---------- Data section

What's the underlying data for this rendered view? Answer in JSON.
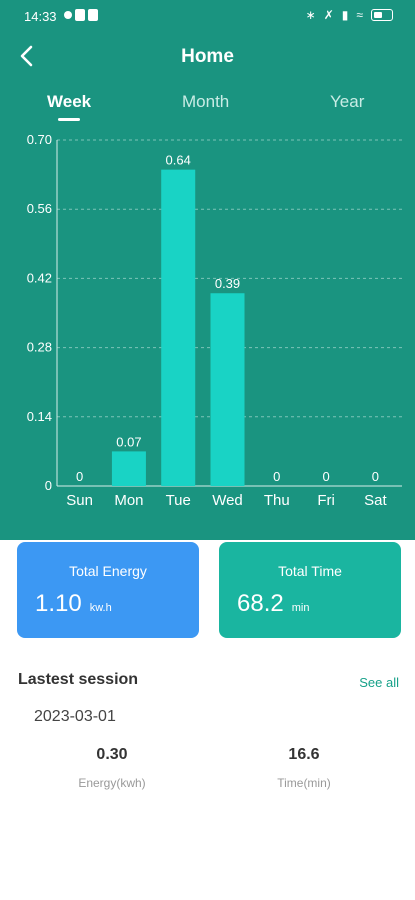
{
  "status_bar": {
    "time": "14:33"
  },
  "header": {
    "title": "Home"
  },
  "tabs": [
    {
      "label": "Week",
      "active": true
    },
    {
      "label": "Month",
      "active": false
    },
    {
      "label": "Year",
      "active": false
    }
  ],
  "chart_data": {
    "type": "bar",
    "categories": [
      "Sun",
      "Mon",
      "Tue",
      "Wed",
      "Thu",
      "Fri",
      "Sat"
    ],
    "values": [
      0,
      0.07,
      0.64,
      0.39,
      0,
      0,
      0
    ],
    "value_labels": [
      "0",
      "0.07",
      "0.64",
      "0.39",
      "0",
      "0",
      "0"
    ],
    "yticks": [
      "0",
      "0.14",
      "0.28",
      "0.42",
      "0.56",
      "0.70"
    ],
    "ylim": [
      0,
      0.7
    ],
    "grid": true,
    "bar_color": "#19d3c5"
  },
  "cards": {
    "energy": {
      "label": "Total Energy",
      "value": "1.10",
      "unit": "kw.h"
    },
    "time": {
      "label": "Total Time",
      "value": "68.2",
      "unit": "min"
    }
  },
  "latest": {
    "title": "Lastest session",
    "see_all": "See all",
    "date": "2023-03-01",
    "energy_value": "0.30",
    "energy_label": "Energy(kwh)",
    "time_value": "16.6",
    "time_label": "Time(min)"
  }
}
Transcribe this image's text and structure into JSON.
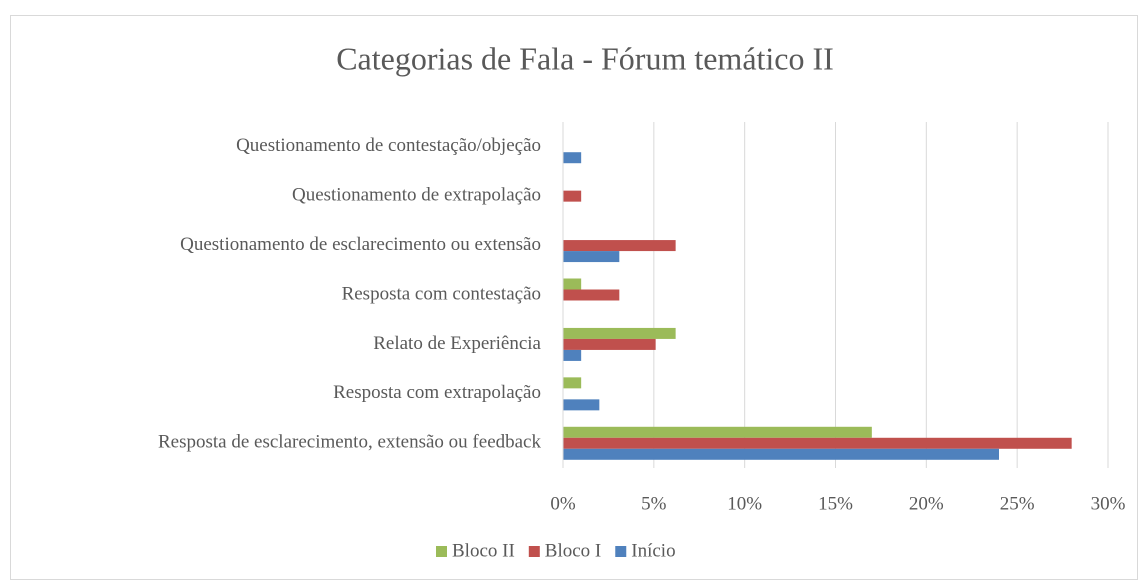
{
  "chart_data": {
    "type": "hbar",
    "title": "Categorias de Fala - Fórum temático II",
    "categories": [
      "Questionamento de contestação/objeção",
      "Questionamento de extrapolação",
      "Questionamento de esclarecimento ou extensão",
      "Resposta com contestação",
      "Relato de Experiência",
      "Resposta com extrapolação",
      "Resposta de esclarecimento, extensão ou feedback"
    ],
    "series": [
      {
        "name": "Bloco II",
        "color": "#9bbb59",
        "values": [
          0,
          0,
          0,
          1.0,
          6.2,
          1.0,
          17.0
        ]
      },
      {
        "name": "Bloco I",
        "color": "#c0504d",
        "values": [
          0,
          1.0,
          6.2,
          3.1,
          5.1,
          0,
          28.0
        ]
      },
      {
        "name": "Início",
        "color": "#4f81bd",
        "values": [
          1.0,
          0,
          3.1,
          0,
          1.0,
          2.0,
          24.0
        ]
      }
    ],
    "xlim": [
      0,
      30
    ],
    "xticks": [
      {
        "value": 0,
        "label": "0%"
      },
      {
        "value": 5,
        "label": "5%"
      },
      {
        "value": 10,
        "label": "10%"
      },
      {
        "value": 15,
        "label": "15%"
      },
      {
        "value": 20,
        "label": "20%"
      },
      {
        "value": 25,
        "label": "25%"
      },
      {
        "value": 30,
        "label": "30%"
      }
    ],
    "grid": true,
    "legend": "bottom"
  }
}
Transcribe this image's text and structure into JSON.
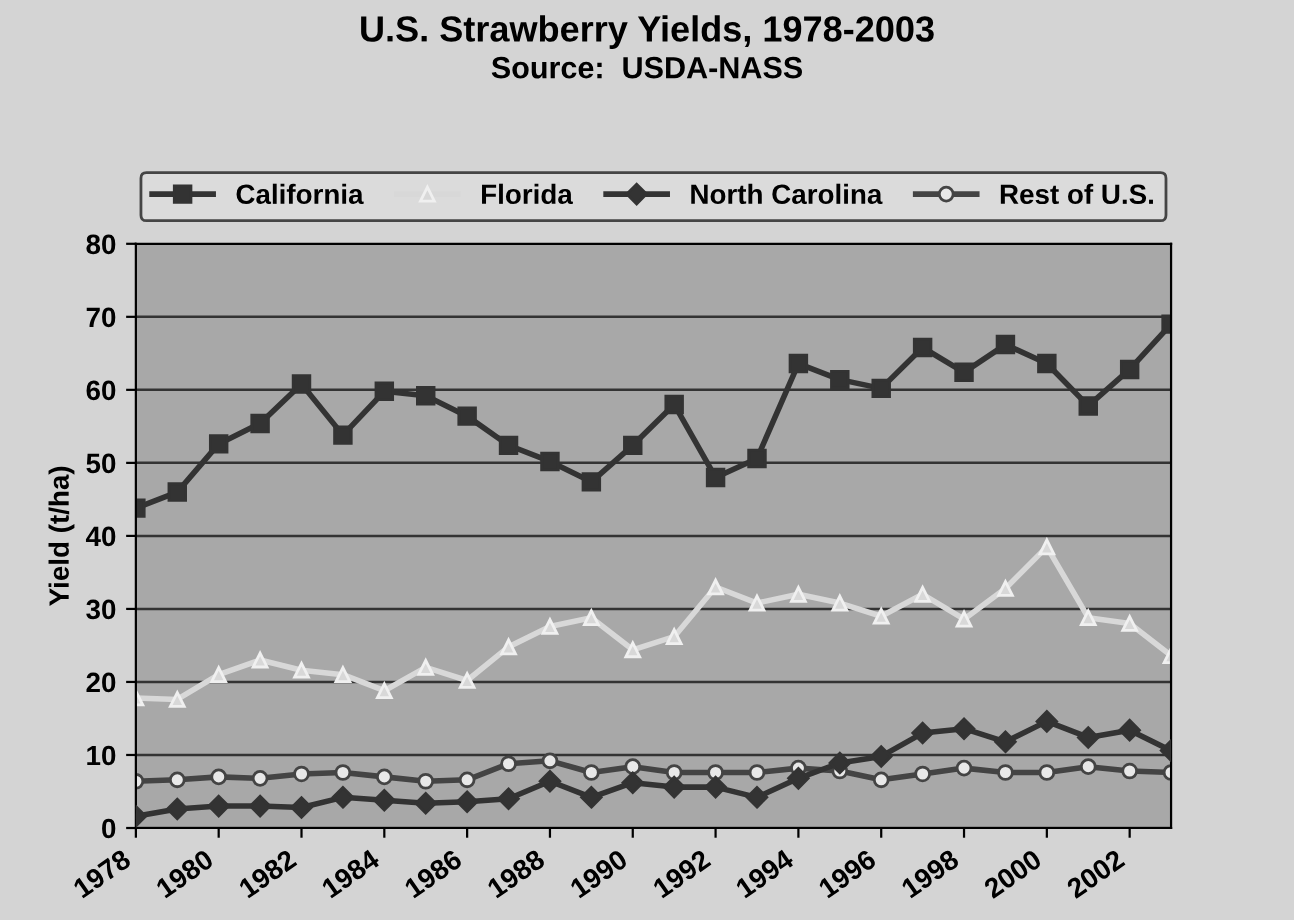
{
  "chart_data": {
    "type": "line",
    "title": "U.S. Strawberry Yields, 1978-2003",
    "subtitle": "Source:  USDA-NASS",
    "ylabel": "Yield (t/ha)",
    "x": [
      1978,
      1979,
      1980,
      1981,
      1982,
      1983,
      1984,
      1985,
      1986,
      1987,
      1988,
      1989,
      1990,
      1991,
      1992,
      1993,
      1994,
      1995,
      1996,
      1997,
      1998,
      1999,
      2000,
      2001,
      2002,
      2003
    ],
    "series": [
      {
        "name": "California",
        "color": "#333333",
        "marker": "square",
        "values": [
          43.8,
          46,
          52.6,
          55.4,
          60.8,
          53.8,
          59.8,
          59.2,
          56.4,
          52.4,
          50.2,
          47.4,
          52.4,
          58,
          48,
          50.6,
          63.6,
          61.4,
          60.2,
          65.8,
          62.4,
          66.2,
          63.6,
          57.8,
          62.8,
          69
        ]
      },
      {
        "name": "Florida",
        "color": "#d8d8d8",
        "marker": "triangle",
        "values": [
          17.8,
          17.6,
          21,
          23,
          21.6,
          21,
          18.8,
          22,
          20.2,
          24.8,
          27.6,
          28.8,
          24.4,
          26.2,
          33,
          30.8,
          32,
          30.8,
          29,
          32,
          28.6,
          32.8,
          38.5,
          28.8,
          28,
          23.6
        ]
      },
      {
        "name": "North Carolina",
        "color": "#333333",
        "marker": "diamond",
        "values": [
          1.6,
          2.6,
          3,
          3,
          2.8,
          4.2,
          3.8,
          3.4,
          3.6,
          4,
          6.4,
          4.2,
          6.2,
          5.6,
          5.6,
          4.2,
          6.8,
          8.9,
          9.8,
          13,
          13.6,
          11.8,
          14.6,
          12.4,
          13.4,
          10.6
        ]
      },
      {
        "name": "Rest of U.S.",
        "color": "#444444",
        "marker": "circle",
        "values": [
          6.4,
          6.6,
          7,
          6.8,
          7.4,
          7.6,
          7,
          6.4,
          6.6,
          8.8,
          9.2,
          7.6,
          8.4,
          7.6,
          7.6,
          7.6,
          8.2,
          7.8,
          6.6,
          7.4,
          8.2,
          7.6,
          7.6,
          8.4,
          7.8,
          7.6
        ]
      }
    ],
    "xlim": [
      1978,
      2003
    ],
    "xticks": [
      1978,
      1980,
      1982,
      1984,
      1986,
      1988,
      1990,
      1992,
      1994,
      1996,
      1998,
      2000,
      2002
    ],
    "ylim": [
      0,
      80
    ],
    "yticks": [
      0,
      10,
      20,
      30,
      40,
      50,
      60,
      70,
      80
    ],
    "grid": "y",
    "legend": "top",
    "line_style": "solid"
  }
}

--------------------

* _Required task_
In the copy, include no pictures; restate the listing above exactly.

* _Response to the exercise_
What's the underlying data for this rendered view? Answer in JSON.
{
  "status_bar": {
    "time": "14:33"
  },
  "header": {
    "title": "Home"
  },
  "tabs": [
    {
      "label": "Week",
      "active": true
    },
    {
      "label": "Month",
      "active": false
    },
    {
      "label": "Year",
      "active": false
    }
  ],
  "chart_data": {
    "type": "bar",
    "categories": [
      "Sun",
      "Mon",
      "Tue",
      "Wed",
      "Thu",
      "Fri",
      "Sat"
    ],
    "values": [
      0,
      0.07,
      0.64,
      0.39,
      0,
      0,
      0
    ],
    "value_labels": [
      "0",
      "0.07",
      "0.64",
      "0.39",
      "0",
      "0",
      "0"
    ],
    "yticks": [
      "0",
      "0.14",
      "0.28",
      "0.42",
      "0.56",
      "0.70"
    ],
    "ylim": [
      0,
      0.7
    ],
    "grid": true,
    "bar_color": "#19d3c5"
  },
  "cards": {
    "energy": {
      "label": "Total Energy",
      "value": "1.10",
      "unit": "kw.h"
    },
    "time": {
      "label": "Total Time",
      "value": "68.2",
      "unit": "min"
    }
  },
  "latest": {
    "title": "Lastest session",
    "see_all": "See all",
    "date": "2023-03-01",
    "energy_value": "0.30",
    "energy_label": "Energy(kwh)",
    "time_value": "16.6",
    "time_label": "Time(min)"
  }
}
Transcribe this image's text and structure into JSON.
{
  "chart_data": {
    "type": "hbar",
    "title": "Categorias de Fala - Fórum temático II",
    "categories": [
      "Questionamento de contestação/objeção",
      "Questionamento de extrapolação",
      "Questionamento de esclarecimento ou extensão",
      "Resposta com contestação",
      "Relato de Experiência",
      "Resposta com extrapolação",
      "Resposta de esclarecimento, extensão ou feedback"
    ],
    "series": [
      {
        "name": "Bloco II",
        "color": "#9bbb59",
        "values": [
          0,
          0,
          0,
          1.0,
          6.2,
          1.0,
          17.0
        ]
      },
      {
        "name": "Bloco I",
        "color": "#c0504d",
        "values": [
          0,
          1.0,
          6.2,
          3.1,
          5.1,
          0,
          28.0
        ]
      },
      {
        "name": "Início",
        "color": "#4f81bd",
        "values": [
          1.0,
          0,
          3.1,
          0,
          1.0,
          2.0,
          24.0
        ]
      }
    ],
    "xlim": [
      0,
      30
    ],
    "xticks": [
      {
        "value": 0,
        "label": "0%"
      },
      {
        "value": 5,
        "label": "5%"
      },
      {
        "value": 10,
        "label": "10%"
      },
      {
        "value": 15,
        "label": "15%"
      },
      {
        "value": 20,
        "label": "20%"
      },
      {
        "value": 25,
        "label": "25%"
      },
      {
        "value": 30,
        "label": "30%"
      }
    ],
    "grid": true,
    "legend": "bottom"
  }
}
Transcribe this image's text and structure into JSON.
{
  "chart_data": {
    "type": "line",
    "title": "U.S. Strawberry Yields, 1978-2003",
    "subtitle": "Source:  USDA-NASS",
    "ylabel": "Yield (t/ha)",
    "x": [
      1978,
      1979,
      1980,
      1981,
      1982,
      1983,
      1984,
      1985,
      1986,
      1987,
      1988,
      1989,
      1990,
      1991,
      1992,
      1993,
      1994,
      1995,
      1996,
      1997,
      1998,
      1999,
      2000,
      2001,
      2002,
      2003
    ],
    "series": [
      {
        "name": "California",
        "color": "#333333",
        "marker": "square",
        "values": [
          43.8,
          46,
          52.6,
          55.4,
          60.8,
          53.8,
          59.8,
          59.2,
          56.4,
          52.4,
          50.2,
          47.4,
          52.4,
          58,
          48,
          50.6,
          63.6,
          61.4,
          60.2,
          65.8,
          62.4,
          66.2,
          63.6,
          57.8,
          62.8,
          69
        ]
      },
      {
        "name": "Florida",
        "color": "#d8d8d8",
        "marker": "triangle",
        "values": [
          17.8,
          17.6,
          21,
          23,
          21.6,
          21,
          18.8,
          22,
          20.2,
          24.8,
          27.6,
          28.8,
          24.4,
          26.2,
          33,
          30.8,
          32,
          30.8,
          29,
          32,
          28.6,
          32.8,
          38.5,
          28.8,
          28,
          23.6
        ]
      },
      {
        "name": "North Carolina",
        "color": "#333333",
        "marker": "diamond",
        "values": [
          1.6,
          2.6,
          3,
          3,
          2.8,
          4.2,
          3.8,
          3.4,
          3.6,
          4,
          6.4,
          4.2,
          6.2,
          5.6,
          5.6,
          4.2,
          6.8,
          8.9,
          9.8,
          13,
          13.6,
          11.8,
          14.6,
          12.4,
          13.4,
          10.6
        ]
      },
      {
        "name": "Rest of U.S.",
        "color": "#444444",
        "marker": "circle",
        "values": [
          6.4,
          6.6,
          7,
          6.8,
          7.4,
          7.6,
          7,
          6.4,
          6.6,
          8.8,
          9.2,
          7.6,
          8.4,
          7.6,
          7.6,
          7.6,
          8.2,
          7.8,
          6.6,
          7.4,
          8.2,
          7.6,
          7.6,
          8.4,
          7.8,
          7.6
        ]
      }
    ],
    "xlim": [
      1978,
      2003
    ],
    "xticks": [
      1978,
      1980,
      1982,
      1984,
      1986,
      1988,
      1990,
      1992,
      1994,
      1996,
      1998,
      2000,
      2002
    ],
    "ylim": [
      0,
      80
    ],
    "yticks": [
      0,
      10,
      20,
      30,
      40,
      50,
      60,
      70,
      80
    ],
    "grid": "y",
    "legend": "top",
    "line_style": "solid"
  }
}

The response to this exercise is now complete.